[Recorded data]

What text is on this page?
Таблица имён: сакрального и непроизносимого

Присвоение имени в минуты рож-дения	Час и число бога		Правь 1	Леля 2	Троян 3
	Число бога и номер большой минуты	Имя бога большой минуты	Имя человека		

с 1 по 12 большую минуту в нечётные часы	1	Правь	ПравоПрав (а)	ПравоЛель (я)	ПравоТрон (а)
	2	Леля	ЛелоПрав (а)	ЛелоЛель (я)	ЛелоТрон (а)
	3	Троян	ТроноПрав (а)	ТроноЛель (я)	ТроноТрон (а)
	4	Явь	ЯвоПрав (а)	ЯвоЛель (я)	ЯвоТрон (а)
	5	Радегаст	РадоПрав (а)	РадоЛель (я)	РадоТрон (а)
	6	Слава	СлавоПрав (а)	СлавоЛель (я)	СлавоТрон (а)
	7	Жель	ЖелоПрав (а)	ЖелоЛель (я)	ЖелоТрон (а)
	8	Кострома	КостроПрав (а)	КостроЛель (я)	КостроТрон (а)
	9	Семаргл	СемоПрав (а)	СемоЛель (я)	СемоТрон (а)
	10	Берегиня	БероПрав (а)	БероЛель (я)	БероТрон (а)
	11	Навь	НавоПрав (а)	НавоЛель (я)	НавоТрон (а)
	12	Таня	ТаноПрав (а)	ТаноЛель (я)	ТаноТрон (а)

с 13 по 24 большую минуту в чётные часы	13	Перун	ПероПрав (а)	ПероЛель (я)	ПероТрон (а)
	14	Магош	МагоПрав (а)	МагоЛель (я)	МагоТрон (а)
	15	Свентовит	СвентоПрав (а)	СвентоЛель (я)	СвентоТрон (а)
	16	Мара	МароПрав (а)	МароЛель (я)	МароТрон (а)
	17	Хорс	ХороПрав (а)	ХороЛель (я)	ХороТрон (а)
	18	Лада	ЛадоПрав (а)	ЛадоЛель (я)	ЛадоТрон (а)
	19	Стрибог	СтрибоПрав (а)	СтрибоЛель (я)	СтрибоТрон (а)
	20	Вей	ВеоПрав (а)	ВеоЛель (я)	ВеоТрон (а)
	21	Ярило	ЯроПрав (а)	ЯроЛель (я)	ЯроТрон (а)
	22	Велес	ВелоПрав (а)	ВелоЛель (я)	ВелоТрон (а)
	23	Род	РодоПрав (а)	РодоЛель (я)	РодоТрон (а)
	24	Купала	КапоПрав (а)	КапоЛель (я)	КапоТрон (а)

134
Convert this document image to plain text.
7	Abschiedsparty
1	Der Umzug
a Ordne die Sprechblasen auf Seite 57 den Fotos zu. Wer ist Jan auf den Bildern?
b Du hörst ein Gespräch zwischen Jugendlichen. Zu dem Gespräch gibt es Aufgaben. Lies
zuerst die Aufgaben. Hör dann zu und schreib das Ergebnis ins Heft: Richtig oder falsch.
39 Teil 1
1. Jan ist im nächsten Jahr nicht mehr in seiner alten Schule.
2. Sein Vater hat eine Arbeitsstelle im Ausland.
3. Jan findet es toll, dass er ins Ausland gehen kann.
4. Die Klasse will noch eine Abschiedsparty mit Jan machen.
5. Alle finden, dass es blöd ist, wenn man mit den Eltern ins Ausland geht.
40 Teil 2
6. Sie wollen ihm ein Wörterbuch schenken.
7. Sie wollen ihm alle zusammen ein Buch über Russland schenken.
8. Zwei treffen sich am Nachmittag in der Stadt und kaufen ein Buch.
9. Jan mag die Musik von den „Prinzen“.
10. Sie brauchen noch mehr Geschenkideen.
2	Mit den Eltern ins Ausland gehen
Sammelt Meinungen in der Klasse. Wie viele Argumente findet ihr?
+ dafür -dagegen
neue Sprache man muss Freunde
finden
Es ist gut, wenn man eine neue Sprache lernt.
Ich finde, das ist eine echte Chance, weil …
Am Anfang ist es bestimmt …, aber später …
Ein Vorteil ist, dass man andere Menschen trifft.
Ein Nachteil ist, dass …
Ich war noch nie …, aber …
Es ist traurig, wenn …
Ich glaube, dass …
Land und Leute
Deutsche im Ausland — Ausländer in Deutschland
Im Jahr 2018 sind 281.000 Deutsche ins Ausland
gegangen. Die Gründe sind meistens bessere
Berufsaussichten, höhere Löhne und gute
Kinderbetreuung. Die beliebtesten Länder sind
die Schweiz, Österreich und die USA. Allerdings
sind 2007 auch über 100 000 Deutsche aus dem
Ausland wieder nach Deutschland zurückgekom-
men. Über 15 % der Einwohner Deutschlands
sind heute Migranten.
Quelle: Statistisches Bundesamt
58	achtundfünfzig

## Task requirements:
Pick out every line holding the string "минуту" and return it.

## Finished exercise:
с 1 по 12 большую минуту в нечётные часы	1	Правь	ПравоПрав (а)	ПравоЛель (я)	ПравоТрон (а)
с 13 по 24 большую минуту в чётные часы	13	Перун	ПероПрав (а)	ПероЛель (я)	ПероТрон (а)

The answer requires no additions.